[Start of DATA LINES]

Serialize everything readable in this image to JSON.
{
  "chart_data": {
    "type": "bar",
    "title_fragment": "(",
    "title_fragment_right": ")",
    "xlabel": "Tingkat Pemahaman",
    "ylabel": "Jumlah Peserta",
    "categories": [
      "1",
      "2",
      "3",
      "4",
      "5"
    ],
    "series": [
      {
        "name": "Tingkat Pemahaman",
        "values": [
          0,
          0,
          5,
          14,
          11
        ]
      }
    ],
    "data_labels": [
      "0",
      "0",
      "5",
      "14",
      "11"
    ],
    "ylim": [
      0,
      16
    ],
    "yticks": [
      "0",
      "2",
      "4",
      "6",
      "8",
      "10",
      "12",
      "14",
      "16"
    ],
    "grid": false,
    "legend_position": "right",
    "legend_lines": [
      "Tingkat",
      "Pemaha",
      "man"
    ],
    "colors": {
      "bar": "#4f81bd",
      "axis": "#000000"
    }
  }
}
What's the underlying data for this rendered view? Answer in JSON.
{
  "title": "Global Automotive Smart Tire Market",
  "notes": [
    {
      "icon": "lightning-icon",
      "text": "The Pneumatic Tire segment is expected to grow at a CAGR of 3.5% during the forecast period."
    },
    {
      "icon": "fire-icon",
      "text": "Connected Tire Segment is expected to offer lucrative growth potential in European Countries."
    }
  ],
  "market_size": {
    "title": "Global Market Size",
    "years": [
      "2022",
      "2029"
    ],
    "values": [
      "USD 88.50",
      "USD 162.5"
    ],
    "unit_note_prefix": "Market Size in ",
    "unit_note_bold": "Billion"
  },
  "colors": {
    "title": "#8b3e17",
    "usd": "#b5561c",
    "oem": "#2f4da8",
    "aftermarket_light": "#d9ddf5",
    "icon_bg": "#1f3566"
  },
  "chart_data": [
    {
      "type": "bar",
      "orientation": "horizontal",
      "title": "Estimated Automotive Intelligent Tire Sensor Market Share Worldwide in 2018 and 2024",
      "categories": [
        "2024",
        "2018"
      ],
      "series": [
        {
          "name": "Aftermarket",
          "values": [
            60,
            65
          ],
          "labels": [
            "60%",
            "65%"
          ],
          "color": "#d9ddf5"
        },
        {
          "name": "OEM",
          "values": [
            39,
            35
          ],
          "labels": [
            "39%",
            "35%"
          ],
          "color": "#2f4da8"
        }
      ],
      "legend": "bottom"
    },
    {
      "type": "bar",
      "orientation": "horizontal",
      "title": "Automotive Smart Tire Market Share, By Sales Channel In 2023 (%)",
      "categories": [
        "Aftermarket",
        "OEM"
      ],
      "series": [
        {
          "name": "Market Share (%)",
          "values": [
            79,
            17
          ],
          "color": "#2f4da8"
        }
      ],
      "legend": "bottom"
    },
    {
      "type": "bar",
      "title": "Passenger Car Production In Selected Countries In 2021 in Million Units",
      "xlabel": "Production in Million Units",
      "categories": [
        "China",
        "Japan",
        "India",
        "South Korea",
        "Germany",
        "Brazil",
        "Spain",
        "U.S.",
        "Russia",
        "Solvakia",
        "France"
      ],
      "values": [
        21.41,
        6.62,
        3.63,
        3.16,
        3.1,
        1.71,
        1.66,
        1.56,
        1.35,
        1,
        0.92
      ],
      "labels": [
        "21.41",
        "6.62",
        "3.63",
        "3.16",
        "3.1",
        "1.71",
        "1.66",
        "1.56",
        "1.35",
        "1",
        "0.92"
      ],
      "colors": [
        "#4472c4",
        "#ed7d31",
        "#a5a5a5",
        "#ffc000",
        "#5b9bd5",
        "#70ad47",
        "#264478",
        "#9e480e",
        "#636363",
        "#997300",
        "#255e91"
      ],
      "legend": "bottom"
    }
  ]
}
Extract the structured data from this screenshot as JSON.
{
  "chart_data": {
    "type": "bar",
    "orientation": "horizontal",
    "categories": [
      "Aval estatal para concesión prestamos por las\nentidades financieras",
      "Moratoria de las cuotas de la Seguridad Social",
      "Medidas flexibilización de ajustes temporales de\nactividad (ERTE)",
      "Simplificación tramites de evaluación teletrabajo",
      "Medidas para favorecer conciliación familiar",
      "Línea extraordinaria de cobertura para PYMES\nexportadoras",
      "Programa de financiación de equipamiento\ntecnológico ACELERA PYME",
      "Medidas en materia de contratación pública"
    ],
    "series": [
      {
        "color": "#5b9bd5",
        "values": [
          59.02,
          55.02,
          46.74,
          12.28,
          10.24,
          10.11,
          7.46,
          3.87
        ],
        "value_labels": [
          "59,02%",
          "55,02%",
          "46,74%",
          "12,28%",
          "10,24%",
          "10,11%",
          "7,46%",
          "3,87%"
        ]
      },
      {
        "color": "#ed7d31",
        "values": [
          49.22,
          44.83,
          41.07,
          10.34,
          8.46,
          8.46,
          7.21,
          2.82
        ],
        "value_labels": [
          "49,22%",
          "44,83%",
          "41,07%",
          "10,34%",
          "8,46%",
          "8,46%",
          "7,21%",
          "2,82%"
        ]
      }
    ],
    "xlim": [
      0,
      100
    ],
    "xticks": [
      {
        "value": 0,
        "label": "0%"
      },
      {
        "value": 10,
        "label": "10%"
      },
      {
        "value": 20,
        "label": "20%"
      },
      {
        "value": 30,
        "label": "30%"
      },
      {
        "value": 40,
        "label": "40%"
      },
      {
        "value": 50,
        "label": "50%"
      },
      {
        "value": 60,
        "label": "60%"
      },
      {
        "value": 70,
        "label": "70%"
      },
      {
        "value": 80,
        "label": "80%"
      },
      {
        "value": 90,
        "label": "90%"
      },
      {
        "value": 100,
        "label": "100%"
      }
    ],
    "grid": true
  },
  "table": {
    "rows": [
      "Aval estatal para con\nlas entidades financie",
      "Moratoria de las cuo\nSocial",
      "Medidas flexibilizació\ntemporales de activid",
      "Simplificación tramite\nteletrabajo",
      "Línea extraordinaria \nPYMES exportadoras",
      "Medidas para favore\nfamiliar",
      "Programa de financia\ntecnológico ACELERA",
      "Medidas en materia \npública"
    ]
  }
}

[End of DATA LINES]

## WRITTEN TASK
Transcribe all of the lines in the records precisely.

## EXERCISE SOLUTION
Serialize everything readable in this image to JSON.
{
  "chart_data": {
    "type": "bar",
    "title_fragment": "(",
    "title_fragment_right": ")",
    "xlabel": "Tingkat Pemahaman",
    "ylabel": "Jumlah Peserta",
    "categories": [
      "1",
      "2",
      "3",
      "4",
      "5"
    ],
    "series": [
      {
        "name": "Tingkat Pemahaman",
        "values": [
          0,
          0,
          5,
          14,
          11
        ]
      }
    ],
    "data_labels": [
      "0",
      "0",
      "5",
      "14",
      "11"
    ],
    "ylim": [
      0,
      16
    ],
    "yticks": [
      "0",
      "2",
      "4",
      "6",
      "8",
      "10",
      "12",
      "14",
      "16"
    ],
    "grid": false,
    "legend_position": "right",
    "legend_lines": [
      "Tingkat",
      "Pemaha",
      "man"
    ],
    "colors": {
      "bar": "#4f81bd",
      "axis": "#000000"
    }
  }
}
What's the underlying data for this rendered view? Answer in JSON.
{
  "title": "Global Automotive Smart Tire Market",
  "notes": [
    {
      "icon": "lightning-icon",
      "text": "The Pneumatic Tire segment is expected to grow at a CAGR of 3.5% during the forecast period."
    },
    {
      "icon": "fire-icon",
      "text": "Connected Tire Segment is expected to offer lucrative growth potential in European Countries."
    }
  ],
  "market_size": {
    "title": "Global Market Size",
    "years": [
      "2022",
      "2029"
    ],
    "values": [
      "USD 88.50",
      "USD 162.5"
    ],
    "unit_note_prefix": "Market Size in ",
    "unit_note_bold": "Billion"
  },
  "colors": {
    "title": "#8b3e17",
    "usd": "#b5561c",
    "oem": "#2f4da8",
    "aftermarket_light": "#d9ddf5",
    "icon_bg": "#1f3566"
  },
  "chart_data": [
    {
      "type": "bar",
      "orientation": "horizontal",
      "title": "Estimated Automotive Intelligent Tire Sensor Market Share Worldwide in 2018 and 2024",
      "categories": [
        "2024",
        "2018"
      ],
      "series": [
        {
          "name": "Aftermarket",
          "values": [
            60,
            65
          ],
          "labels": [
            "60%",
            "65%"
          ],
          "color": "#d9ddf5"
        },
        {
          "name": "OEM",
          "values": [
            39,
            35
          ],
          "labels": [
            "39%",
            "35%"
          ],
          "color": "#2f4da8"
        }
      ],
      "legend": "bottom"
    },
    {
      "type": "bar",
      "orientation": "horizontal",
      "title": "Automotive Smart Tire Market Share, By Sales Channel In 2023 (%)",
      "categories": [
        "Aftermarket",
        "OEM"
      ],
      "series": [
        {
          "name": "Market Share (%)",
          "values": [
            79,
            17
          ],
          "color": "#2f4da8"
        }
      ],
      "legend": "bottom"
    },
    {
      "type": "bar",
      "title": "Passenger Car Production In Selected Countries In 2021 in Million Units",
      "xlabel": "Production in Million Units",
      "categories": [
        "China",
        "Japan",
        "India",
        "South Korea",
        "Germany",
        "Brazil",
        "Spain",
        "U.S.",
        "Russia",
        "Solvakia",
        "France"
      ],
      "values": [
        21.41,
        6.62,
        3.63,
        3.16,
        3.1,
        1.71,
        1.66,
        1.56,
        1.35,
        1,
        0.92
      ],
      "labels": [
        "21.41",
        "6.62",
        "3.63",
        "3.16",
        "3.1",
        "1.71",
        "1.66",
        "1.56",
        "1.35",
        "1",
        "0.92"
      ],
      "colors": [
        "#4472c4",
        "#ed7d31",
        "#a5a5a5",
        "#ffc000",
        "#5b9bd5",
        "#70ad47",
        "#264478",
        "#9e480e",
        "#636363",
        "#997300",
        "#255e91"
      ],
      "legend": "bottom"
    }
  ]
}
Extract the structured data from this screenshot as JSON.
{
  "chart_data": {
    "type": "bar",
    "orientation": "horizontal",
    "categories": [
      "Aval estatal para concesión prestamos por las\nentidades financieras",
      "Moratoria de las cuotas de la Seguridad Social",
      "Medidas flexibilización de ajustes temporales de\nactividad (ERTE)",
      "Simplificación tramites de evaluación teletrabajo",
      "Medidas para favorecer conciliación familiar",
      "Línea extraordinaria de cobertura para PYMES\nexportadoras",
      "Programa de financiación de equipamiento\ntecnológico ACELERA PYME",
      "Medidas en materia de contratación pública"
    ],
    "series": [
      {
        "color": "#5b9bd5",
        "values": [
          59.02,
          55.02,
          46.74,
          12.28,
          10.24,
          10.11,
          7.46,
          3.87
        ],
        "value_labels": [
          "59,02%",
          "55,02%",
          "46,74%",
          "12,28%",
          "10,24%",
          "10,11%",
          "7,46%",
          "3,87%"
        ]
      },
      {
        "color": "#ed7d31",
        "values": [
          49.22,
          44.83,
          41.07,
          10.34,
          8.46,
          8.46,
          7.21,
          2.82
        ],
        "value_labels": [
          "49,22%",
          "44,83%",
          "41,07%",
          "10,34%",
          "8,46%",
          "8,46%",
          "7,21%",
          "2,82%"
        ]
      }
    ],
    "xlim": [
      0,
      100
    ],
    "xticks": [
      {
        "value": 0,
        "label": "0%"
      },
      {
        "value": 10,
        "label": "10%"
      },
      {
        "value": 20,
        "label": "20%"
      },
      {
        "value": 30,
        "label": "30%"
      },
      {
        "value": 40,
        "label": "40%"
      },
      {
        "value": 50,
        "label": "50%"
      },
      {
        "value": 60,
        "label": "60%"
      },
      {
        "value": 70,
        "label": "70%"
      },
      {
        "value": 80,
        "label": "80%"
      },
      {
        "value": 90,
        "label": "90%"
      },
      {
        "value": 100,
        "label": "100%"
      }
    ],
    "grid": true
  },
  "table": {
    "rows": [
      "Aval estatal para con\nlas entidades financie",
      "Moratoria de las cuo\nSocial",
      "Medidas flexibilizació\ntemporales de activid",
      "Simplificación tramite\nteletrabajo",
      "Línea extraordinaria \nPYMES exportadoras",
      "Medidas para favore\nfamiliar",
      "Programa de financia\ntecnológico ACELERA",
      "Medidas en materia \npública"
    ]
  }
}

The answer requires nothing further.